WORK TO DO |
[A] In the article on railway disaster compensation, what minimum liability coverage does the bill require of railroads that carry high volumes of dangerous goods?
[B] For each statement below, state whether the article on railway disaster compensation agrees with it, answering yes or no and quoting the words from the article that decide it.
(i) The bill was introduced by the transport minister.
(ii) Transport Canada officials have made public their analyses of historical accident costs.
(iii) The U.S. government study examined trains carrying crude oil and ethanol.
[C] Resume the article on railway disaster compensation after its final sentence.

SOURCE DOCUMENT |
-*-*-
Cost of another rail catastrophe could outstrip compensation fund
Critics say Ottawa is lowballing its demands for railway insurance and oil industry payments to a disaster fund.
March 11, 2015
By Jessica McDiarmid
New federal legislation to boost insurance requirements for railroads and create a disaster compensation fund may fall far short of the estimated costs of a catastrophic incident in a densely populated region like Toronto.
The federal government last month introduced a bill to increase the amount of insurance railways must carry to cover costs in the event of a derailment.
The bill relies on information from Transport Canada, which says the amounts for insurance and compensation are based on analyses of historical accident costs and risks.
Transport Canada officials say those analyses must be secret.
But a U.S. government study of trains carrying crude oil and ethanol sheds light on potential costs, predicting the financial toll of a major derailment in a densely populated area could go far higher than the amounts set out in the federal bill. Toronto, and much of the urbanized GTA, would be considered a densely populated area.
Transport Minister Lisa Raitt introduced the bill in February, which requires railroads carrying high volumes of dangerous goods to have at least $1 billion in liability coverage - a requirement that Canada’s two largest carriers, Canadian National and Canadian Pacific, already meet or exceed.
-*-*-
(Portion of a data file)
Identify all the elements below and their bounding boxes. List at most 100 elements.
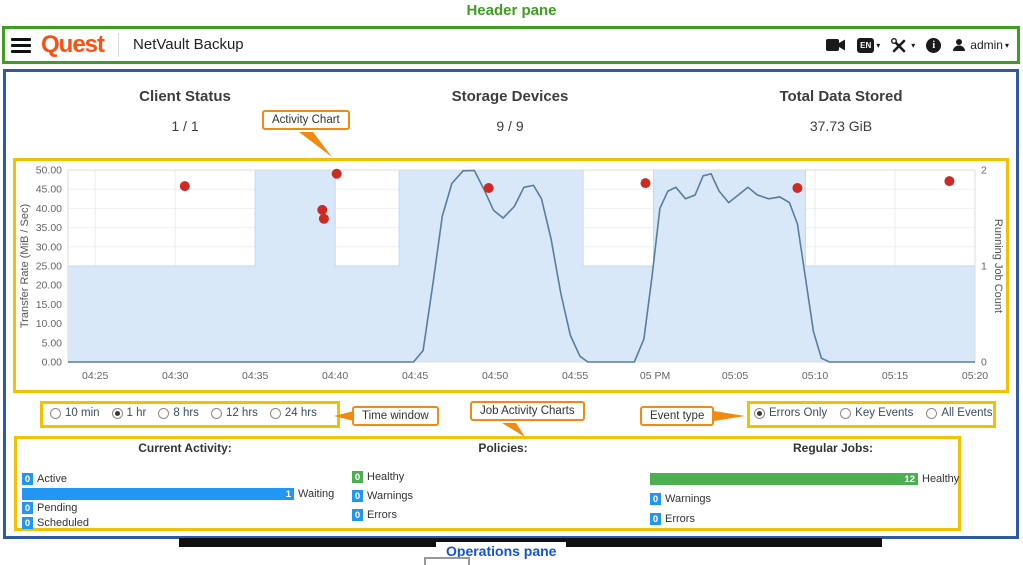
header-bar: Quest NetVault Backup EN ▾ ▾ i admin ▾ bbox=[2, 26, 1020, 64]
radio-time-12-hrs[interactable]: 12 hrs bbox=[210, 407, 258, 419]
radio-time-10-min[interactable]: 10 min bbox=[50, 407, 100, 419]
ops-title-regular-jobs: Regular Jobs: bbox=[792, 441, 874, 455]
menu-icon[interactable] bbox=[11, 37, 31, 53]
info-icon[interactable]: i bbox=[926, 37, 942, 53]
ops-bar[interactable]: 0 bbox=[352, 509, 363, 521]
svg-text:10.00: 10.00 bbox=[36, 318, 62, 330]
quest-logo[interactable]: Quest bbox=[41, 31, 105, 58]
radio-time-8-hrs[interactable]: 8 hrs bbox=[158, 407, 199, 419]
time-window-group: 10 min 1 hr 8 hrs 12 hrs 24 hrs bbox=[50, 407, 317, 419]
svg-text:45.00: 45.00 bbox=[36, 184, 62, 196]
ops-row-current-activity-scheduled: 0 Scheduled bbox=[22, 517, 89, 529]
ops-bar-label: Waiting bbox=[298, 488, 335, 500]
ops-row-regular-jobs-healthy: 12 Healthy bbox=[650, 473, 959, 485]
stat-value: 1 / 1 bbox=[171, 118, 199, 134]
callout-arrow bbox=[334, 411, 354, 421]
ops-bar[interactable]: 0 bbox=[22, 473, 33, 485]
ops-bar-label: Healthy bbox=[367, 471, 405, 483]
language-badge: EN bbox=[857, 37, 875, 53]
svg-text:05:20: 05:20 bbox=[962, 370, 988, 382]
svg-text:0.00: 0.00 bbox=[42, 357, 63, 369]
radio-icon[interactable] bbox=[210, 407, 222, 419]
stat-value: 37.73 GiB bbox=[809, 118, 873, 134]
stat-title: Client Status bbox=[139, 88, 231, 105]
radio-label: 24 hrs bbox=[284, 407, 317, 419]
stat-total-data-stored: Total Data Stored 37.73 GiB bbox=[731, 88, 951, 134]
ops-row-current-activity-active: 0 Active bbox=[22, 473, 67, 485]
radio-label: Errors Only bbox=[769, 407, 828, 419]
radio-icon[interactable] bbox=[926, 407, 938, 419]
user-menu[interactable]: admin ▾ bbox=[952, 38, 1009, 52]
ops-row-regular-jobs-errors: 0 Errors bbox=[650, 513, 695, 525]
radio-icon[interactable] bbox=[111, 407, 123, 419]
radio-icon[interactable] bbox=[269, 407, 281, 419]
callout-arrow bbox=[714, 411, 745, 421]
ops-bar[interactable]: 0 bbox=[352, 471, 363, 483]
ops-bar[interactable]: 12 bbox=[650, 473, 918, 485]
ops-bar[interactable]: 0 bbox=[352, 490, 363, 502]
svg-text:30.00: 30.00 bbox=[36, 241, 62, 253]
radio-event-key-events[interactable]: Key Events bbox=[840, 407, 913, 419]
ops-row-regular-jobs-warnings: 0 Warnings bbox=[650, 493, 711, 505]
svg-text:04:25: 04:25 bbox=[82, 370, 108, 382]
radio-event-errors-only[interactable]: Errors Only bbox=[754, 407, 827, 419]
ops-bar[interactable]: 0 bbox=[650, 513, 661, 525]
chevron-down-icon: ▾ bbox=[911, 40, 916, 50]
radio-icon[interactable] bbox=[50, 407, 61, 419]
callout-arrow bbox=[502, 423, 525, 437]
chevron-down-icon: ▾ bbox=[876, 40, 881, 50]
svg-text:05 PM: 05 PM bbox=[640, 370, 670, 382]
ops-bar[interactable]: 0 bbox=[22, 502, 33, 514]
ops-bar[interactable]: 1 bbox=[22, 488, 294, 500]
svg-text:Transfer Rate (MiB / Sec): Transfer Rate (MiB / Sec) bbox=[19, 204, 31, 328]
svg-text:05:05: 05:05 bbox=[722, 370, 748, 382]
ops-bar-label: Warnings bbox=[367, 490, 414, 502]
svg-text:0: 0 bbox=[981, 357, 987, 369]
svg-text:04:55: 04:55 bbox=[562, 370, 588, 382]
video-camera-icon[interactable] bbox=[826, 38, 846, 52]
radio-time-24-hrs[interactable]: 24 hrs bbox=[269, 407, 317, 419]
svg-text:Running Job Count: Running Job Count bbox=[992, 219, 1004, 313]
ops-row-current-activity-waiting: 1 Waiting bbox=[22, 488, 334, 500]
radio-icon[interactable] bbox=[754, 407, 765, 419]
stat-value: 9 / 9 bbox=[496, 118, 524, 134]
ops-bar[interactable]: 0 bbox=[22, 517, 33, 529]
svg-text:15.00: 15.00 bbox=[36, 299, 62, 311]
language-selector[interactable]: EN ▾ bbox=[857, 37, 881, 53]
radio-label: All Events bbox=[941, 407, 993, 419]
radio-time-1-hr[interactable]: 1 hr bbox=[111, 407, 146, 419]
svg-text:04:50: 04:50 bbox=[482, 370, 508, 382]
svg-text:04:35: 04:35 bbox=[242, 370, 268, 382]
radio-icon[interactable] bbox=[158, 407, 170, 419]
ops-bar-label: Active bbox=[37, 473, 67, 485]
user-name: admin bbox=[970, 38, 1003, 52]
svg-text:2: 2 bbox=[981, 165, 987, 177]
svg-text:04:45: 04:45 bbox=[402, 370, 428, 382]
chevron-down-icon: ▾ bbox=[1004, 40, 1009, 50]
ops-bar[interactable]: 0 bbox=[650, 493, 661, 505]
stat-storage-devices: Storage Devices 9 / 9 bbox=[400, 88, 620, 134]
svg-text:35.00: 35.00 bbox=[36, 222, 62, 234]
-*-*-
RESPONSES TO THE TASKS |
[A] At least $1 billion in liability coverage.

[B]
(i) Yes: "Transport Minister Lisa Raitt introduced the bill in February"
(ii) No: "Transport Canada officials say those analyses must be secret."
(iii) Yes: "a U.S. government study of trains carrying crude oil and ethanol"

[C]
Smaller companies will need between $25 million and $250 million in insurance, depending on the dangerous goods they move.
And the legislation will form a $250-million compensation fund to help cover costs of a crude oil disaster.
But the July 2014 study by the U.S. Department of Transportation predicted that if a single catastrophic derailment, such as the July 2013 crash in Lac-Megantic, Que., occurred in a densely populated area, the financial toll could reach nearly $6 billion, and the death toll could top 200 people.
In its refusal to release its own analyses of potential disaster costs in Canada, Transport Canada cites commercial confidentiality.
NDP transport critic Hoang Mai said he’s asked for risk assessments that would outline the toll of potential disasters in Canada to be made public, to no avail. Without that information, it’s difficult to determine whether the amounts set in the legislation are sufficient.
“There’s a lack of information,” said Mai. “We’re not getting the information we want from Transport Canada or the government.”
The final costs of the fiery derailment in Lac-Megantic, when a runaway oil train skipped the rails and exploded, could be as high as $2 billion, according to the town’s mayor. The company involved - Montreal, Maine and Atlantic - was insured only to $25 million, leaving all levels of government to pick up the tab.
In Northern Ontario alone, the past month has seen two fiery derailments involving crude oil near the community of Gogama, about 80 kilometres south of Timmins. Crude oil tank cars also burst into flames in recent derailments in West Virginia and Illinois.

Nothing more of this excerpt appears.